(Stored items)
^^^^

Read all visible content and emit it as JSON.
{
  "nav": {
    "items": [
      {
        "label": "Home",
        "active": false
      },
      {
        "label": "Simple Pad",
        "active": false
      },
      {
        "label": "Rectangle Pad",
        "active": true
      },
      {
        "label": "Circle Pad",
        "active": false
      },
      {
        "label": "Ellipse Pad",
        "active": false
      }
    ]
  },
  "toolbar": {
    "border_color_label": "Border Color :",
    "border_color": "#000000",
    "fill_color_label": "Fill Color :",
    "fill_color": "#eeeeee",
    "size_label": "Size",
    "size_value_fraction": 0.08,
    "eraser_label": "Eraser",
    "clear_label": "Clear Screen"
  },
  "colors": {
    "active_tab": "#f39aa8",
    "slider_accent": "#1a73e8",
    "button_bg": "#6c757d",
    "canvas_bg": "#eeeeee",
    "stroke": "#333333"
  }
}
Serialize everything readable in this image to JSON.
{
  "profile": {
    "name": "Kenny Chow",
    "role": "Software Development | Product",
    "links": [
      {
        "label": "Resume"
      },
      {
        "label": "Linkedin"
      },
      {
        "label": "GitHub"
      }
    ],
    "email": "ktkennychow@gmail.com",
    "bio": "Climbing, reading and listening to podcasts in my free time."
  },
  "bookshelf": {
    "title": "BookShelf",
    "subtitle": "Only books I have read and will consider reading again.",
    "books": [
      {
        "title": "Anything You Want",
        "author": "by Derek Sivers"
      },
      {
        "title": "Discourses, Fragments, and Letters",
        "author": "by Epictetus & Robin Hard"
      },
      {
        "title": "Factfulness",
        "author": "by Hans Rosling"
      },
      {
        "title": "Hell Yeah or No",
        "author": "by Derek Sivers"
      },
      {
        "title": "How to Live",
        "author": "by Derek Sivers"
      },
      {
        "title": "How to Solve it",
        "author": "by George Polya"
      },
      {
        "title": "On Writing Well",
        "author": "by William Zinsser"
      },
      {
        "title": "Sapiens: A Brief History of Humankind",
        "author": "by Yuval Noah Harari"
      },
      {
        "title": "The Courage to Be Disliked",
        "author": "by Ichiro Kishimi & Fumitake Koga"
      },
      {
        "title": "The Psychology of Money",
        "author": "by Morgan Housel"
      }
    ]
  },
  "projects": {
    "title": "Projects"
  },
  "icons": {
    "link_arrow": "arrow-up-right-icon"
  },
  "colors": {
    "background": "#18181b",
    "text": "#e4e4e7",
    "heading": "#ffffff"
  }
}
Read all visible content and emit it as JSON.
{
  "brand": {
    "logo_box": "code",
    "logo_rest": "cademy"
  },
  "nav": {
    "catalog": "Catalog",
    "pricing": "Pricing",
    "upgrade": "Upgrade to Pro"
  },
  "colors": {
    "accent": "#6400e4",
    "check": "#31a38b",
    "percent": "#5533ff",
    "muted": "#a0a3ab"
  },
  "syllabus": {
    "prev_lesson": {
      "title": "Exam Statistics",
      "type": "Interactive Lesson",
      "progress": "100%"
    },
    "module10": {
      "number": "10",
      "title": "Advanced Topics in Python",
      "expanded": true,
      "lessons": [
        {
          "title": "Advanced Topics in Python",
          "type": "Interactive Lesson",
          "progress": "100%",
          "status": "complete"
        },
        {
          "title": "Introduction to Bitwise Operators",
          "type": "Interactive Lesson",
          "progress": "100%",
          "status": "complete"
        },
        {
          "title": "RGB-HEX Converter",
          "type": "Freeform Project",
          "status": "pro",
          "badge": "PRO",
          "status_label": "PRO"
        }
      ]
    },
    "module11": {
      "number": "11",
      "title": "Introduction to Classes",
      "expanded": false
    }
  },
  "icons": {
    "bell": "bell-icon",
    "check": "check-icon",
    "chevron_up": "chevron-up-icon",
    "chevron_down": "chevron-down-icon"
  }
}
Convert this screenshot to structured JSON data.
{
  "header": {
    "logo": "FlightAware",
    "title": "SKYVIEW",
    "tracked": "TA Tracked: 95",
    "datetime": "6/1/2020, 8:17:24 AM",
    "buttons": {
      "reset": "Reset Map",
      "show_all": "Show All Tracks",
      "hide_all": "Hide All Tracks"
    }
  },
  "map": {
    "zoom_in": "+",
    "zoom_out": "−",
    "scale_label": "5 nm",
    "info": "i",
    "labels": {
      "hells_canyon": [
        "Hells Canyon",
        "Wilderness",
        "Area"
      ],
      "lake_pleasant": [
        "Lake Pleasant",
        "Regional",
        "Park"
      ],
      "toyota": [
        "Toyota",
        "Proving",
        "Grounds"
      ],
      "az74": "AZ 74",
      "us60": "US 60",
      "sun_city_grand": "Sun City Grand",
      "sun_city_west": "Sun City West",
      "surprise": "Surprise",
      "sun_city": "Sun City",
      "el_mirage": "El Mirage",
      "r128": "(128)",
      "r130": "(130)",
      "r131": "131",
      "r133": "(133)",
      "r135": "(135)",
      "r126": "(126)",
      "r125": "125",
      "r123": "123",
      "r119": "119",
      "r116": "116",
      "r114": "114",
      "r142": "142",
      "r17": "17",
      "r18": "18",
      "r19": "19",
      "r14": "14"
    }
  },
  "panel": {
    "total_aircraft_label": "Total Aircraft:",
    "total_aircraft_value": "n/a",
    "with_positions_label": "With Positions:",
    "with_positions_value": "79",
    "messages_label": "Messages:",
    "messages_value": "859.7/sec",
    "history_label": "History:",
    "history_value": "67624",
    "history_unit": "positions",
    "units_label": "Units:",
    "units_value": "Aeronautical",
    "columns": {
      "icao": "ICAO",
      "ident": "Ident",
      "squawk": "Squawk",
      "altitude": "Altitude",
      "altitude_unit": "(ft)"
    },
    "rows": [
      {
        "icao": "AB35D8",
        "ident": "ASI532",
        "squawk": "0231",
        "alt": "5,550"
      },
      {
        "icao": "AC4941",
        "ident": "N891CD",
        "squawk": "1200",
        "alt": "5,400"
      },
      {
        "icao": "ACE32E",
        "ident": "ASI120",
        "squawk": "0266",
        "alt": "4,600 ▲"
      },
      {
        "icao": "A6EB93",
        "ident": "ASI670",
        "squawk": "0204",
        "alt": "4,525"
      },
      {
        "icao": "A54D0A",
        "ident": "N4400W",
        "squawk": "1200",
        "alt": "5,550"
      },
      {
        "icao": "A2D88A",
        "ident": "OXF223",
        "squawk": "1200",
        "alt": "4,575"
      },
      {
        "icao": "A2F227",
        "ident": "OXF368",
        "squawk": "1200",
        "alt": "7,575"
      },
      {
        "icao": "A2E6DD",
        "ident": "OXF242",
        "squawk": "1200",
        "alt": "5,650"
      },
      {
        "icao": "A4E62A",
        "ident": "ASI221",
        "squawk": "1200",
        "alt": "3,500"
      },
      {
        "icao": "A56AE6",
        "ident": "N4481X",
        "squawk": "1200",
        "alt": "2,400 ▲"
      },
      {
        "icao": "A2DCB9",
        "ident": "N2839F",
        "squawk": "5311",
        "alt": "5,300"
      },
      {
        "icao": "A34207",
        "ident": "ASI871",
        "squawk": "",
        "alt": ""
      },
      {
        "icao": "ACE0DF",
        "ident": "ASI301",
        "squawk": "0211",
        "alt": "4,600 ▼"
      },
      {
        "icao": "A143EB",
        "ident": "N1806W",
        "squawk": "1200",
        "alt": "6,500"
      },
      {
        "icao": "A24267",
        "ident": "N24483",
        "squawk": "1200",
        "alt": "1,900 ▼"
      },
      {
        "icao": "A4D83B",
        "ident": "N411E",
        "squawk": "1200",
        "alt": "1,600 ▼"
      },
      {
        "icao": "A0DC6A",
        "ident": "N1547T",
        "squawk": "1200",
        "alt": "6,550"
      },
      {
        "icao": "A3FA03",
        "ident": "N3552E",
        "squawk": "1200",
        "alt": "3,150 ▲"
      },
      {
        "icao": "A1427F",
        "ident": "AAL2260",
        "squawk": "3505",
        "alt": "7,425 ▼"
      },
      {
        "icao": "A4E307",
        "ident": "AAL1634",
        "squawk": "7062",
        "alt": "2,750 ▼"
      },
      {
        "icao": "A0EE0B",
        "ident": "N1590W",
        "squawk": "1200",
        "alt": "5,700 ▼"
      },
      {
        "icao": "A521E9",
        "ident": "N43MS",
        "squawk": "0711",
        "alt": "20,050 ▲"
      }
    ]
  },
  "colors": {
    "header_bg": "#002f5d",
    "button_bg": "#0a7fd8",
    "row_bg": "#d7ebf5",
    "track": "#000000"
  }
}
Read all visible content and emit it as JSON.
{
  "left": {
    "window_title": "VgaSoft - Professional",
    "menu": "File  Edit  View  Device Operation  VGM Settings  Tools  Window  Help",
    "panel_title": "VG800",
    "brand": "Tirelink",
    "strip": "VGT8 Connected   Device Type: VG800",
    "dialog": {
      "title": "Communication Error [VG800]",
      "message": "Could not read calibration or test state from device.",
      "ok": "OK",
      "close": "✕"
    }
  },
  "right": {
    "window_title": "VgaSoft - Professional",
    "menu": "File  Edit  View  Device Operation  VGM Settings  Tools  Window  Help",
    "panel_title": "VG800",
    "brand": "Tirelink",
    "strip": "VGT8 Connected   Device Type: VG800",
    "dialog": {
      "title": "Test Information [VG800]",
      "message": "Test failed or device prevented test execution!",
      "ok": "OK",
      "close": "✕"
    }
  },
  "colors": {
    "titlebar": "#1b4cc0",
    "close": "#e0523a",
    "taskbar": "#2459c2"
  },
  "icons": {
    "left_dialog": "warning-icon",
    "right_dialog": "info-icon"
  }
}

^^^^

#### The exercise
In the material above, find each line that contains the word "Introduction", and select it.

#### Response
          "title": "Introduction to Bitwise Operators",
      "title": "Introduction to Classes",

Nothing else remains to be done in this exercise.